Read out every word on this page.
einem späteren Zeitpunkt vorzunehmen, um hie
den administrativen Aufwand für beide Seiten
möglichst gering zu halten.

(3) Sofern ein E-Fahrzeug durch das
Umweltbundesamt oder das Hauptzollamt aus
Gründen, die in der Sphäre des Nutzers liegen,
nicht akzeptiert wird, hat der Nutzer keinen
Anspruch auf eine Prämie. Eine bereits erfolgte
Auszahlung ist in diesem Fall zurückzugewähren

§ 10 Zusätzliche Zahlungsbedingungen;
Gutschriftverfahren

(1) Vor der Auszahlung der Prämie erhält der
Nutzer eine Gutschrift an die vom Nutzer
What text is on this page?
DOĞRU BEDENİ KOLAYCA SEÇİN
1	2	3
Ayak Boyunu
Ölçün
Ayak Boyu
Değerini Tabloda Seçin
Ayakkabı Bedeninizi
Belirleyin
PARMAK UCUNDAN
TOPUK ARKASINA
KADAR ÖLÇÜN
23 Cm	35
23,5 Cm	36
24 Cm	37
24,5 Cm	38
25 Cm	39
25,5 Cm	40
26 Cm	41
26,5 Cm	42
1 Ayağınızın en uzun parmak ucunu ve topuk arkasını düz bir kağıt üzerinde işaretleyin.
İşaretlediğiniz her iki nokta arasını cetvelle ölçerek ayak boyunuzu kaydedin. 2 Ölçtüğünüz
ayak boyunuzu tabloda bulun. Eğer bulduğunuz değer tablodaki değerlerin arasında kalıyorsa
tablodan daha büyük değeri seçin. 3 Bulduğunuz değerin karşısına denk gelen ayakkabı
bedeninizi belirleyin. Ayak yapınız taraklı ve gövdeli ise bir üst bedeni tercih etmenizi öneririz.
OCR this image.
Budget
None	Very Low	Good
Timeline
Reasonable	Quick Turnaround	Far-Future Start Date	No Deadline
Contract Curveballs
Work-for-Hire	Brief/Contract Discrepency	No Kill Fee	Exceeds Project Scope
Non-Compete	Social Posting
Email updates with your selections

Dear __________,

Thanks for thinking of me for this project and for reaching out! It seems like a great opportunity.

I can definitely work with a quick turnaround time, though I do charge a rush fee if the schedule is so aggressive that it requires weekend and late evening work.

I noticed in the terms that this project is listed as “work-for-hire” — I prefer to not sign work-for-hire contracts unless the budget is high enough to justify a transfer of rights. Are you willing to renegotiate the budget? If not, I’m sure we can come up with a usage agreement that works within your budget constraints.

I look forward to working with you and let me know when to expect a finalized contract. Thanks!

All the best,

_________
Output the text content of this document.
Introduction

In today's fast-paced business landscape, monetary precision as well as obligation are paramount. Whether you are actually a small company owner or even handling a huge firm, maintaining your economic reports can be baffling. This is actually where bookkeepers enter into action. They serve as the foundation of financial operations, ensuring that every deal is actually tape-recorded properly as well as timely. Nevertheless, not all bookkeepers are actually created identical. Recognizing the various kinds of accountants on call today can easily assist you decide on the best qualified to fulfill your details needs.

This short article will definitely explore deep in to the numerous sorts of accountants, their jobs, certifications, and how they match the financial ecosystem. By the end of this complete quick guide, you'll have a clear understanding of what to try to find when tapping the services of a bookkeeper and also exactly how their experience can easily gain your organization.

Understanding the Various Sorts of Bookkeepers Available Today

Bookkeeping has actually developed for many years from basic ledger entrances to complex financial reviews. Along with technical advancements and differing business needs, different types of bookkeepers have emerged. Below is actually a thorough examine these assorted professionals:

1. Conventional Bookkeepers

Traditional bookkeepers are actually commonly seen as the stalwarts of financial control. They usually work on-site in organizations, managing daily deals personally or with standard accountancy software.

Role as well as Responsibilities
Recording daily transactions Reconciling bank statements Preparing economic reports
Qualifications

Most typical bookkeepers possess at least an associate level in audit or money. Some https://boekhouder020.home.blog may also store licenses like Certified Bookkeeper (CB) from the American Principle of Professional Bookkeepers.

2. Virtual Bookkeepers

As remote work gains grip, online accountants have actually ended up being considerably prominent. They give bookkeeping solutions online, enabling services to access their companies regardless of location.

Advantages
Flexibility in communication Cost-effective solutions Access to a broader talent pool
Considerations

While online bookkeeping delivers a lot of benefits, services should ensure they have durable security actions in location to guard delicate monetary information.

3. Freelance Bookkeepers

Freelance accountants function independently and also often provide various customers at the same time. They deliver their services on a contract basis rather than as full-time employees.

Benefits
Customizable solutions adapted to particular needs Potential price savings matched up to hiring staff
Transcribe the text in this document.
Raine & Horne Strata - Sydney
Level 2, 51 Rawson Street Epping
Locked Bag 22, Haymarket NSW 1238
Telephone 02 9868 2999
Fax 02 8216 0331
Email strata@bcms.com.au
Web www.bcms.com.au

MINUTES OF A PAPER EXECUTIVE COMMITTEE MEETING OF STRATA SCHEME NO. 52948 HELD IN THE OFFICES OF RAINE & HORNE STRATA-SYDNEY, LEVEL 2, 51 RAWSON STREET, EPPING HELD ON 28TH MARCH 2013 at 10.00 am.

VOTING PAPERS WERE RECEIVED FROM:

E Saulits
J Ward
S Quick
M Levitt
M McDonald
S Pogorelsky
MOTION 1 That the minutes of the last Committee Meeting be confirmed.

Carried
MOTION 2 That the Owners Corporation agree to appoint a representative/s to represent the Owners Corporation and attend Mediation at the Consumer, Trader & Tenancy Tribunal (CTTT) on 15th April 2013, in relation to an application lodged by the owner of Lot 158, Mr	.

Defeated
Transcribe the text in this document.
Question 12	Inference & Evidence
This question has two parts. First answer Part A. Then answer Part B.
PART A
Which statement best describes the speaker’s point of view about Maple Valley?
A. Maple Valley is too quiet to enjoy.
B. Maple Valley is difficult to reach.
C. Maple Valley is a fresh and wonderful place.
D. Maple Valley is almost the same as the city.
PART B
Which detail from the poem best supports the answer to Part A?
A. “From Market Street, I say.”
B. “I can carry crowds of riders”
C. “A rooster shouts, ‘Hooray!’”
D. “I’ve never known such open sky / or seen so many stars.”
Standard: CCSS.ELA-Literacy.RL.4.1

Problem requirements
Using the records above, find and show each line with the string "economic".

Solution
In today's fast-paced business landscape, monetary precision as well as obligation are paramount. Whether you are actually a small company owner or even handling a huge firm, maintaining your economic reports can be baffling. This is actually where bookkeepers enter into action. They serve as the foundation of financial operations, ensuring that every deal is actually tape-recorded properly as well as timely. Nevertheless, not all bookkeepers are actually created identical. Recognizing the various kinds of accountants on call today can easily assist you decide on the best qualified to fulfill your details needs.
Recording daily transactions Reconciling bank statements Preparing economic reports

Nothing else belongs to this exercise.